--- start GIVEN INFORMATION ---

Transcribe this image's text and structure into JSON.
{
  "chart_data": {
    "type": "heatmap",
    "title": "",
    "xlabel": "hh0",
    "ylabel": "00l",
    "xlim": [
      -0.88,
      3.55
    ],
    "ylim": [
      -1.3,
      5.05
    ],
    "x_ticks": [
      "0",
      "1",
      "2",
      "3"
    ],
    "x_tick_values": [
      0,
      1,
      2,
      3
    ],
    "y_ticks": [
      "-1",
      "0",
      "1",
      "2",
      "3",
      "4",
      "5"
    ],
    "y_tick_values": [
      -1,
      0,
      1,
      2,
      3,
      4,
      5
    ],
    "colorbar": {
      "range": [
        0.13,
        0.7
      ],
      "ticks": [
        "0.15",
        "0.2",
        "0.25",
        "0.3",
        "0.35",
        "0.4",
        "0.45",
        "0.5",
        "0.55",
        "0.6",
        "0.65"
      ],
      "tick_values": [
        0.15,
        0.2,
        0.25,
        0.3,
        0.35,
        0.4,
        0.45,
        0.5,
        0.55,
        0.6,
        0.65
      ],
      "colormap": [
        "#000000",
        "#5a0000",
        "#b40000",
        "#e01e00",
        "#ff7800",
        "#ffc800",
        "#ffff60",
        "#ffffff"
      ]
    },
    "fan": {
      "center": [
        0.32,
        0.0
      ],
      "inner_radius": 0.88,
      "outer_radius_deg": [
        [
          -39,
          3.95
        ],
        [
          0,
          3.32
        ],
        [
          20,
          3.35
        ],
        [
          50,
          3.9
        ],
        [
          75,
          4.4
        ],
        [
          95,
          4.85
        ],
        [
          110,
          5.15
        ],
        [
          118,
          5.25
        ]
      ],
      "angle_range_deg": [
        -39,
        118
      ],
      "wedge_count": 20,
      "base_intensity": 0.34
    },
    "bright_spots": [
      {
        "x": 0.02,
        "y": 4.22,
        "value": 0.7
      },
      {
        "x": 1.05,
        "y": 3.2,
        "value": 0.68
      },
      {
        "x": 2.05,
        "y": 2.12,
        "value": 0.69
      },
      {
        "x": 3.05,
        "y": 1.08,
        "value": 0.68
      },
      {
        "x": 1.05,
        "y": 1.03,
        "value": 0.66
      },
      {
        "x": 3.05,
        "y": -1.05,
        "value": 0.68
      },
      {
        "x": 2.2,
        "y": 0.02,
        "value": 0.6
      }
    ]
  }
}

--- end GIVEN INFORMATION ---

BRIEF — Reproduce every record above exactly as it appears.

RESULT —
Transcribe this image's text and structure into JSON.
{
  "chart_data": {
    "type": "heatmap",
    "title": "",
    "xlabel": "hh0",
    "ylabel": "00l",
    "xlim": [
      -0.88,
      3.55
    ],
    "ylim": [
      -1.3,
      5.05
    ],
    "x_ticks": [
      "0",
      "1",
      "2",
      "3"
    ],
    "x_tick_values": [
      0,
      1,
      2,
      3
    ],
    "y_ticks": [
      "-1",
      "0",
      "1",
      "2",
      "3",
      "4",
      "5"
    ],
    "y_tick_values": [
      -1,
      0,
      1,
      2,
      3,
      4,
      5
    ],
    "colorbar": {
      "range": [
        0.13,
        0.7
      ],
      "ticks": [
        "0.15",
        "0.2",
        "0.25",
        "0.3",
        "0.35",
        "0.4",
        "0.45",
        "0.5",
        "0.55",
        "0.6",
        "0.65"
      ],
      "tick_values": [
        0.15,
        0.2,
        0.25,
        0.3,
        0.35,
        0.4,
        0.45,
        0.5,
        0.55,
        0.6,
        0.65
      ],
      "colormap": [
        "#000000",
        "#5a0000",
        "#b40000",
        "#e01e00",
        "#ff7800",
        "#ffc800",
        "#ffff60",
        "#ffffff"
      ]
    },
    "fan": {
      "center": [
        0.32,
        0.0
      ],
      "inner_radius": 0.88,
      "outer_radius_deg": [
        [
          -39,
          3.95
        ],
        [
          0,
          3.32
        ],
        [
          20,
          3.35
        ],
        [
          50,
          3.9
        ],
        [
          75,
          4.4
        ],
        [
          95,
          4.85
        ],
        [
          110,
          5.15
        ],
        [
          118,
          5.25
        ]
      ],
      "angle_range_deg": [
        -39,
        118
      ],
      "wedge_count": 20,
      "base_intensity": 0.34
    },
    "bright_spots": [
      {
        "x": 0.02,
        "y": 4.22,
        "value": 0.7
      },
      {
        "x": 1.05,
        "y": 3.2,
        "value": 0.68
      },
      {
        "x": 2.05,
        "y": 2.12,
        "value": 0.69
      },
      {
        "x": 3.05,
        "y": 1.08,
        "value": 0.68
      },
      {
        "x": 1.05,
        "y": 1.03,
        "value": 0.66
      },
      {
        "x": 3.05,
        "y": -1.05,
        "value": 0.68
      },
      {
        "x": 2.2,
        "y": 0.02,
        "value": 0.6
      }
    ]
  }
}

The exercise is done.